Your goal: For this exercise, please find the lines in the entries that include the word "Islington" and copy them.

-=-=-=-=-

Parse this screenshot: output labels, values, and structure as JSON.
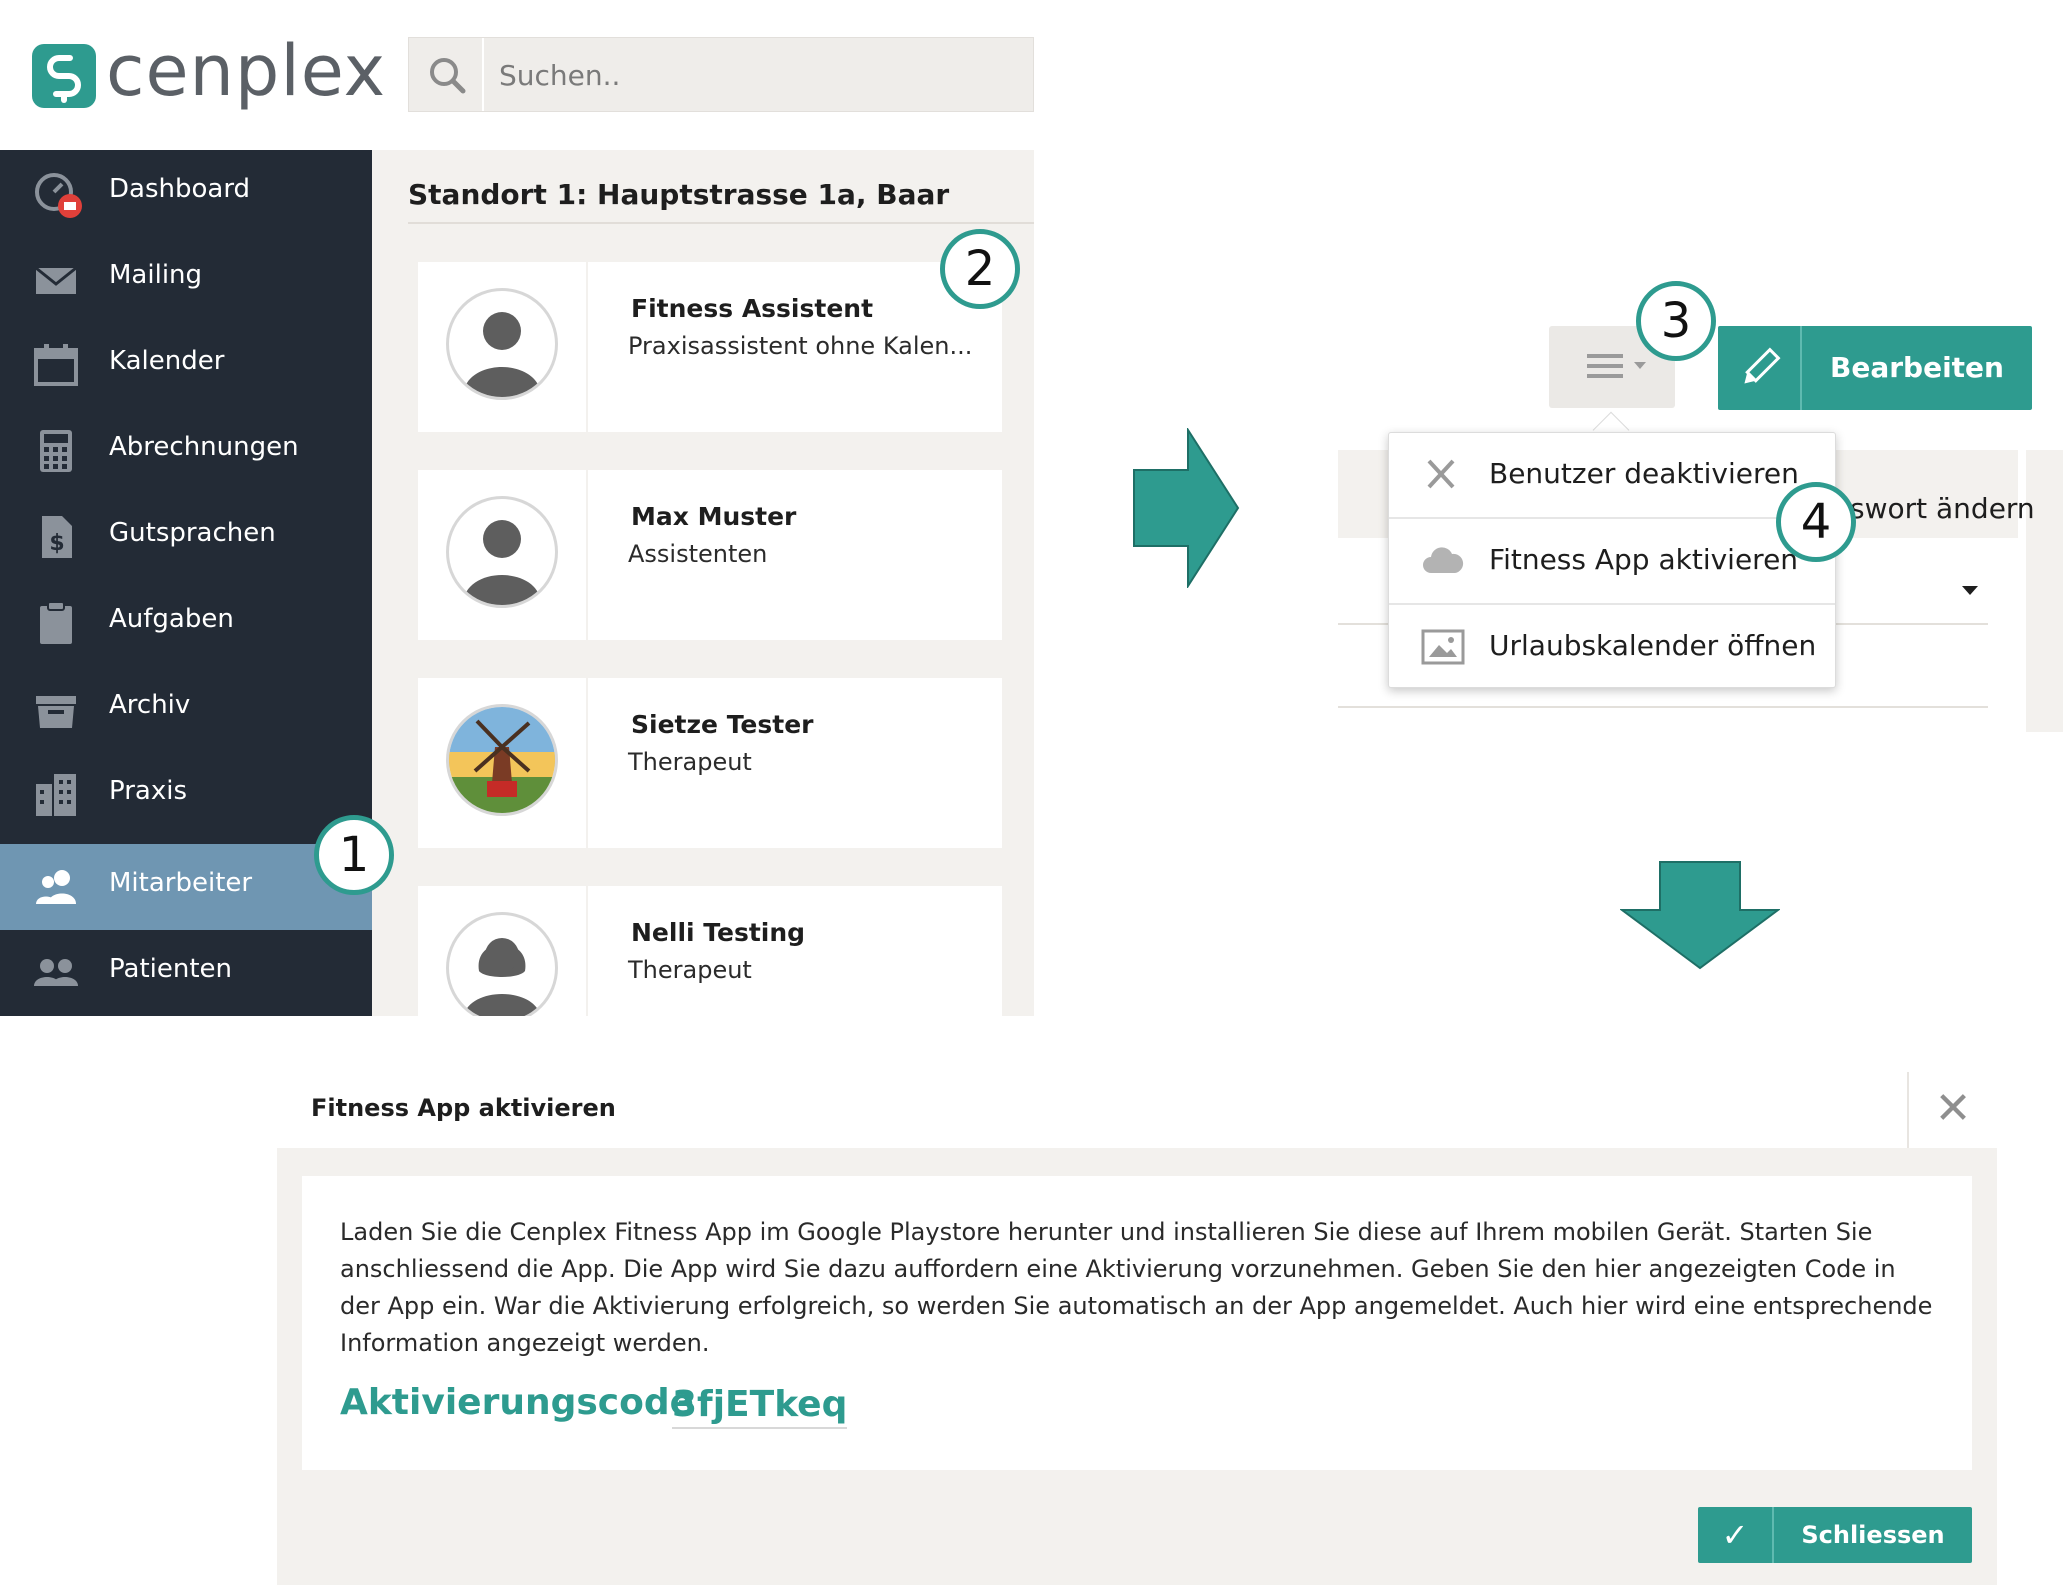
{
  "app": {
    "brand": "cenplex",
    "accent_color": "#2e9b8f",
    "sidebar_bg": "#232b36",
    "active_bg": "#6f96b2"
  },
  "search": {
    "placeholder": "Suchen.."
  },
  "sidebar": {
    "items": [
      {
        "label": "Dashboard",
        "icon": "dashboard-icon",
        "active": false
      },
      {
        "label": "Mailing",
        "icon": "mail-icon",
        "active": false
      },
      {
        "label": "Kalender",
        "icon": "calendar-icon",
        "active": false
      },
      {
        "label": "Abrechnungen",
        "icon": "calculator-icon",
        "active": false
      },
      {
        "label": "Gutsprachen",
        "icon": "money-document-icon",
        "active": false
      },
      {
        "label": "Aufgaben",
        "icon": "clipboard-icon",
        "active": false
      },
      {
        "label": "Archiv",
        "icon": "archive-icon",
        "active": false
      },
      {
        "label": "Praxis",
        "icon": "building-icon",
        "active": false
      },
      {
        "label": "Mitarbeiter",
        "icon": "staff-icon",
        "active": true
      },
      {
        "label": "Patienten",
        "icon": "patients-icon",
        "active": false
      }
    ]
  },
  "location": {
    "title": "Standort 1: Hauptstrasse 1a, Baar"
  },
  "staff": [
    {
      "name": "Fitness Assistent",
      "role": "Praxisassistent ohne Kalen...",
      "avatar": "male-silhouette-icon"
    },
    {
      "name": "Max Muster",
      "role": "Assistenten",
      "avatar": "male-silhouette-icon"
    },
    {
      "name": "Sietze Tester",
      "role": "Therapeut",
      "avatar": "windmill-photo"
    },
    {
      "name": "Nelli Testing",
      "role": "Therapeut",
      "avatar": "female-silhouette-icon"
    }
  ],
  "markers": [
    "1",
    "2",
    "3",
    "4"
  ],
  "toolbar": {
    "edit_label": "Bearbeiten",
    "behind_text": "swort ändern"
  },
  "dropdown": {
    "items": [
      {
        "label": "Benutzer deaktivieren",
        "icon": "x-icon"
      },
      {
        "label": "Fitness App aktivieren",
        "icon": "cloud-icon"
      },
      {
        "label": "Urlaubskalender öffnen",
        "icon": "image-icon"
      }
    ]
  },
  "modal": {
    "title": "Fitness App aktivieren",
    "close_symbol": "✕",
    "body": "Laden Sie die Cenplex Fitness App im Google Playstore herunter und installieren Sie diese auf Ihrem mobilen Gerät. Starten Sie anschliessend die App. Die App wird Sie dazu auffordern eine Aktivierung vorzunehmen. Geben Sie den hier angezeigten Code in der App ein. War die Aktivierung erfolgreich, so werden Sie automatisch an der App angemeldet. Auch hier wird eine entsprechende Information angezeigt werden.",
    "code_label": "Aktivierungscode",
    "code_value": "3fjETkeq",
    "button_check": "✓",
    "button_label": "Schliessen"
  }
}
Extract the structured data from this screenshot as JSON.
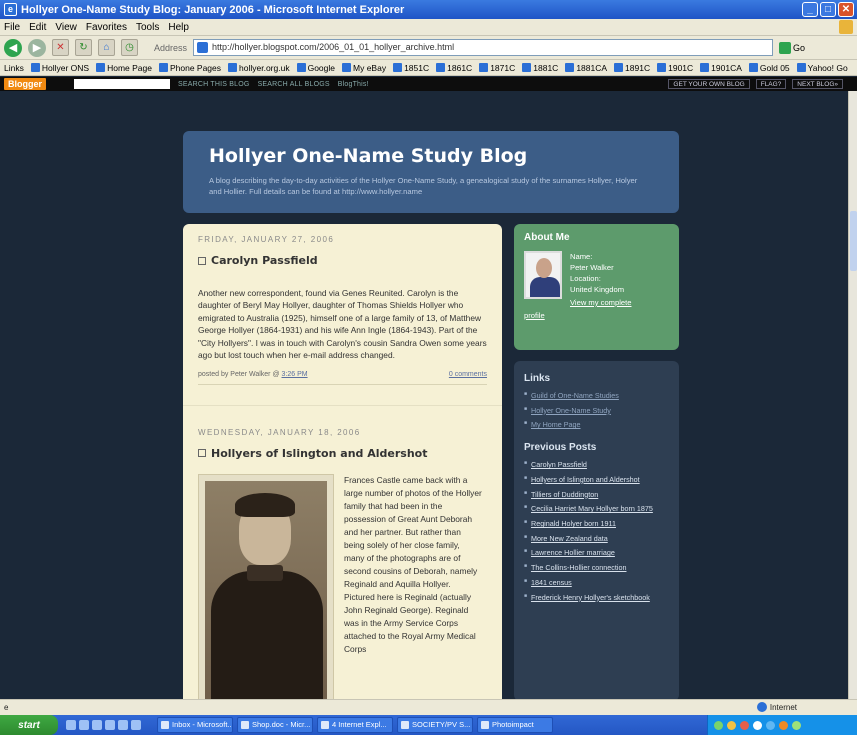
{
  "window": {
    "title": "Hollyer One-Name Study Blog: January 2006 - Microsoft Internet Explorer"
  },
  "menu": [
    "File",
    "Edit",
    "View",
    "Favorites",
    "Tools",
    "Help"
  ],
  "toolbar": {
    "address_label": "Address",
    "address_value": "http://hollyer.blogspot.com/2006_01_01_hollyer_archive.html",
    "go_label": "Go"
  },
  "links_bar": {
    "label": "Links",
    "items": [
      "Hollyer ONS",
      "Home Page",
      "Phone Pages",
      "hollyer.org.uk",
      "Google",
      "My eBay",
      "1851C",
      "1861C",
      "1871C",
      "1881C",
      "1881CA",
      "1891C",
      "1901C",
      "1901CA",
      "Gold 05",
      "Yahoo! Go"
    ]
  },
  "blogger_nav": {
    "logo": "Blogger",
    "search_this": "SEARCH THIS BLOG",
    "search_all": "SEARCH ALL BLOGS",
    "blog_this": "BlogThis!",
    "get_own": "GET YOUR OWN BLOG",
    "flag": "FLAG?",
    "next_blog": "NEXT BLOG»"
  },
  "blog": {
    "title": "Hollyer One-Name Study Blog",
    "description": "A blog describing the day-to-day activities of the Hollyer One-Name Study, a genealogical study of the surnames Hollyer, Holyer and Hollier. Full details can be found at http://www.hollyer.name"
  },
  "post1": {
    "date": "FRIDAY, JANUARY 27, 2006",
    "title": "Carolyn Passfield",
    "body": "Another new correspondent, found via Genes Reunited. Carolyn is the daughter of Beryl May Hollyer, daughter of Thomas Shields Hollyer who emigrated to Australia (1925), himself one of a large family of 13, of Matthew George Hollyer (1864-1931) and his wife Ann Ingle (1864-1943). Part of the \"City Hollyers\". I was in touch with Carolyn's cousin Sandra Owen some years ago but lost touch when her e-mail address changed.",
    "posted_by": "posted by Peter Walker @",
    "time": "3:26 PM",
    "comments": "0 comments"
  },
  "post2": {
    "date": "WEDNESDAY, JANUARY 18, 2006",
    "title": "Hollyers of Islington and Aldershot",
    "body": "Frances Castle came back with a large number of photos of the Hollyer family that had been in the possession of Great Aunt Deborah and her partner. But rather than being solely of her close family, many of the photographs are of second cousins of Deborah, namely Reginald and Aquilla Hollyer. Pictured here is Reginald (actually John Reginald George). Reginald was in the Army Service Corps attached to the Royal Army Medical Corps"
  },
  "about": {
    "heading": "About Me",
    "name_label": "Name:",
    "name": "Peter Walker",
    "location_label": "Location:",
    "location": "United Kingdom",
    "view_profile": "View my complete",
    "profile_word": "profile"
  },
  "links": {
    "heading": "Links",
    "items": [
      "Guild of One-Name Studies",
      "Hollyer One-Name Study",
      "My Home Page"
    ]
  },
  "previous_posts": {
    "heading": "Previous Posts",
    "items": [
      "Carolyn Passfield",
      "Hollyers of Islington and Aldershot",
      "Tilliers of Duddington",
      "Cecilia Harriet Mary Hollyer born 1875",
      "Reginald Holyer born 1911",
      "More New Zealand data",
      "Lawrence Hollier marriage",
      "The Collins-Hollier connection",
      "1841 census",
      "Frederick Henry Hollyer's sketchbook"
    ]
  },
  "status": {
    "zone": "Internet"
  },
  "taskbar": {
    "start": "start",
    "tasks": [
      "Inbox - Microsoft...",
      "Shop.doc - Micr...",
      "4 Internet Expl...",
      "SOCIETY/PV S...",
      "Photoimpact"
    ]
  }
}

-=-=-=-=-

Answer to this task:
    "title": "Hollyers of Islington and Aldershot",
      "Hollyers of Islington and Aldershot",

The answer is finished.